[DO NOT PUBLISH]
IN THE UNITED STATES COURT OF APPEALS
FOR THE ELEVENTH CIRCUIT FILED
________________________ U.S. COURT OF APPEALS
ELEVENTH CIRCUIT
September 25, 2008
No. 07-12471
THOMAS K. KAHN
Non-Argument Calendar CLERK
________________________
D. C. Docket No. 06-00465-CR-T-24-EAJ
UNITED STATES OF AMERICA,
Plaintiff-Appellee,
versus
ALEJANDRINO LOZANO-RAMIREZ,
Defendant-Appellant.
________________________
Appeal from the United States District Court
for the Middle District of Florida
_________________________
(September 25, 2008)
Before ANDERSON, HULL and WILSON, Circuit Judges.

> Short exercise 1
Using the appeal caption, state whether each statement agrees with it: (a) the case was placed on the Non-Argument Calendar; (b) the appeal came from the Southern District of Florida; (c) the opinion is designated for publication. For each, answer yes or no and quote the deciding words.

> Input rows
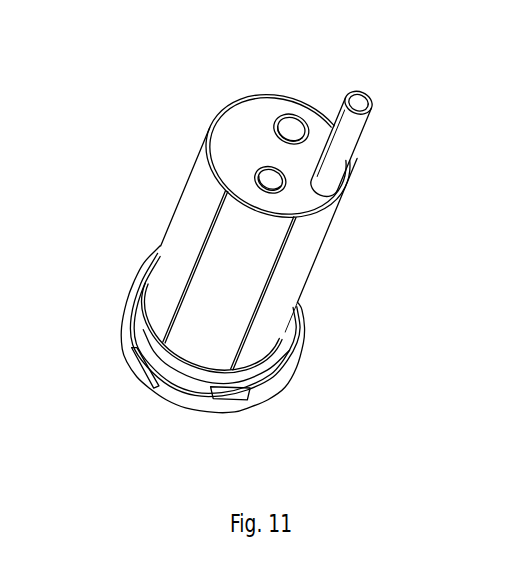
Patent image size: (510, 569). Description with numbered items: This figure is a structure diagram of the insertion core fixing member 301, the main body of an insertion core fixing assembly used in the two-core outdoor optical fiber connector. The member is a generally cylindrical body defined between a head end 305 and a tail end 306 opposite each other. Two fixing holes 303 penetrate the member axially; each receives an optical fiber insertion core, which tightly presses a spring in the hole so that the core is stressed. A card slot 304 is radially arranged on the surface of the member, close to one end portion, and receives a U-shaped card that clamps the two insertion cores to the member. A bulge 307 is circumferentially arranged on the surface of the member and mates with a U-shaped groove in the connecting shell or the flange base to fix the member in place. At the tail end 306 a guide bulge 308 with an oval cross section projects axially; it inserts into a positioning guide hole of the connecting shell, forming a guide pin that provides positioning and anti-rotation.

The insertion core fixing member 301 is at (156, 186).
The fixing hole 303 is at (282, 120).
The card slot 304 is at (167, 383).
The head end 305 is at (273, 388).
The tail end 306 is at (333, 117).
The bulge 307 is at (121, 290).
The guide bulge 308 is at (343, 150).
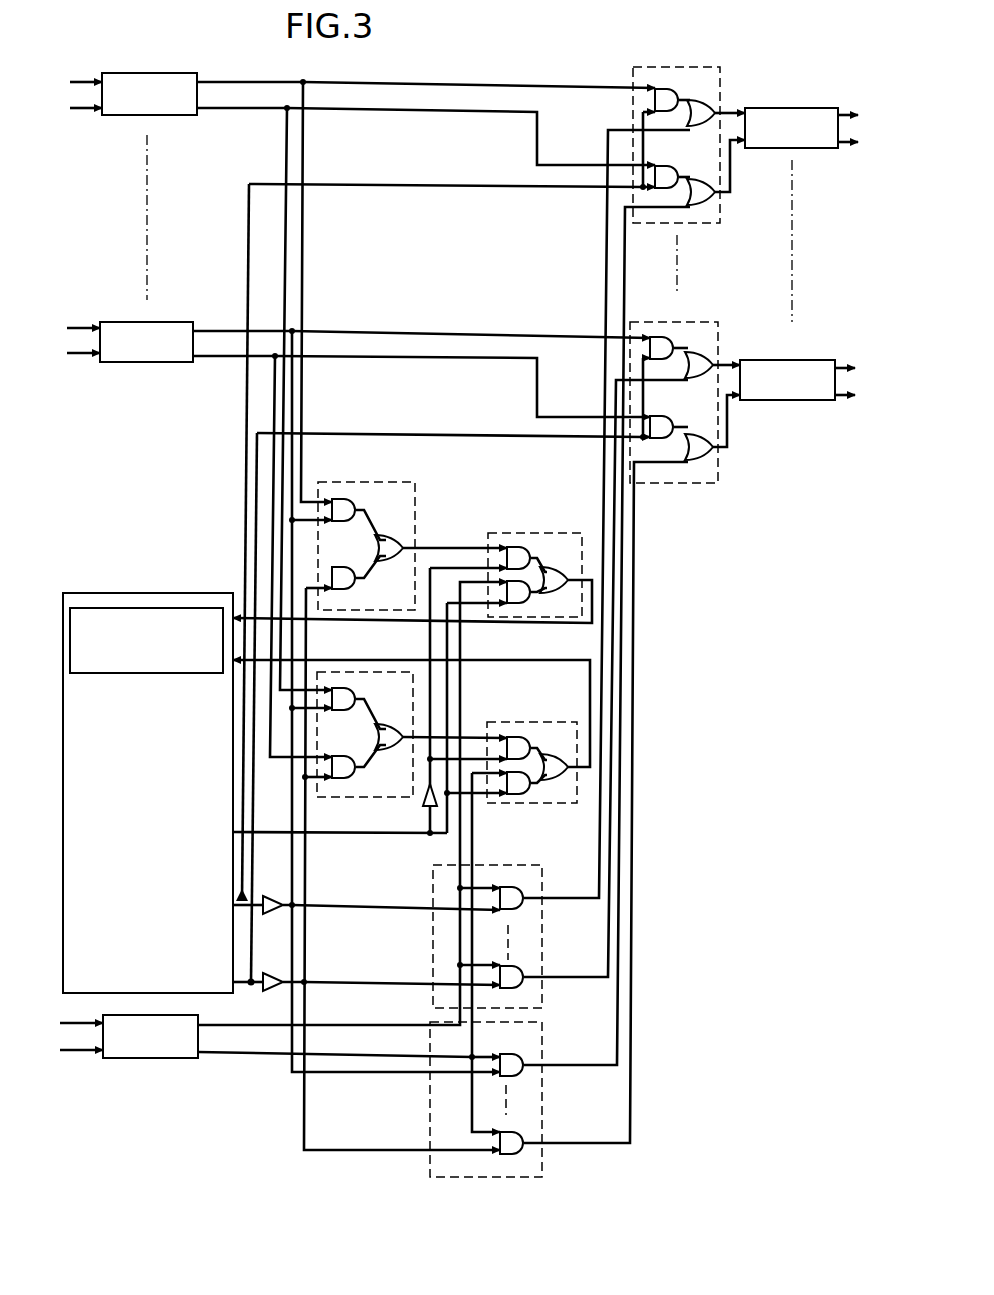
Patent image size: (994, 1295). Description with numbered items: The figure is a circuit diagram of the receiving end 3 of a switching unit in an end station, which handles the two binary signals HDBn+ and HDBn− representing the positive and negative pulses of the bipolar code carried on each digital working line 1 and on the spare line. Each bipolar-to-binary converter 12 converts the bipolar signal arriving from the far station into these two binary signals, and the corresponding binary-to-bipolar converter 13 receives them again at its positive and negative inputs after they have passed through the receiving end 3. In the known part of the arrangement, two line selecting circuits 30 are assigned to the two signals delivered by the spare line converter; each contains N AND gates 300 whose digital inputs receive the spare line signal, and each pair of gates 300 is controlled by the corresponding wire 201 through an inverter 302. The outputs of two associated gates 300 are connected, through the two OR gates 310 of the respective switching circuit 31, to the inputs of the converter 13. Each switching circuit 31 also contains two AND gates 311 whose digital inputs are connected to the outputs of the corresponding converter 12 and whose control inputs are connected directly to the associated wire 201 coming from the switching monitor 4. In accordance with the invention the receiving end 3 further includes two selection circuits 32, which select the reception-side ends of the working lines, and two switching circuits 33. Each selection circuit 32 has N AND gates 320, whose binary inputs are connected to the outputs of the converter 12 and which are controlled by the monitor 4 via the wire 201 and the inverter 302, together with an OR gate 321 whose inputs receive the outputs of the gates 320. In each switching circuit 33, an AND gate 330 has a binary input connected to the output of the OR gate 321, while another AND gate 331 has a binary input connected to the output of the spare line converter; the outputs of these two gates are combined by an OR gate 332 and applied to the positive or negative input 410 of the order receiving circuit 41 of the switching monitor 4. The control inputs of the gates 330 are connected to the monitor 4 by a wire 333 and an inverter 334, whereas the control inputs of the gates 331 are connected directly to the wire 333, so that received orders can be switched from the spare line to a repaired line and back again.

> Short exercise 2
Write out the rows verbatim from the start of the rows through the line containing "The head end 305 is at (273, 388).", including that line, and leave the pictures out.

> Final answer 1
(a) Yes: "Non-Argument Calendar"
(b) No: "for the Middle District of Florida"
(c) No: "[DO NOT PUBLISH]"

> Final answer 2
Patent image size: (510, 569). Description with numbered items: This figure is a structure diagram of the insertion core fixing member 301, the main body of an insertion core fixing assembly used in the two-core outdoor optical fiber connector. The member is a generally cylindrical body defined between a head end 305 and a tail end 306 opposite each other. Two fixing holes 303 penetrate the member axially; each receives an optical fiber insertion core, which tightly presses a spring in the hole so that the core is stressed. A card slot 304 is radially arranged on the surface of the member, close to one end portion, and receives a U-shaped card that clamps the two insertion cores to the member. A bulge 307 is circumferentially arranged on the surface of the member and mates with a U-shaped groove in the connecting shell or the flange base to fix the member in place. At the tail end 306 a guide bulge 308 with an oval cross section projects axially; it inserts into a positioning guide hole of the connecting shell, forming a guide pin that provides positioning and anti-rotation.

The insertion core fixing member 301 is at (156, 186).
The fixing hole 303 is at (282, 120).
The card slot 304 is at (167, 383).
The head end 305 is at (273, 388).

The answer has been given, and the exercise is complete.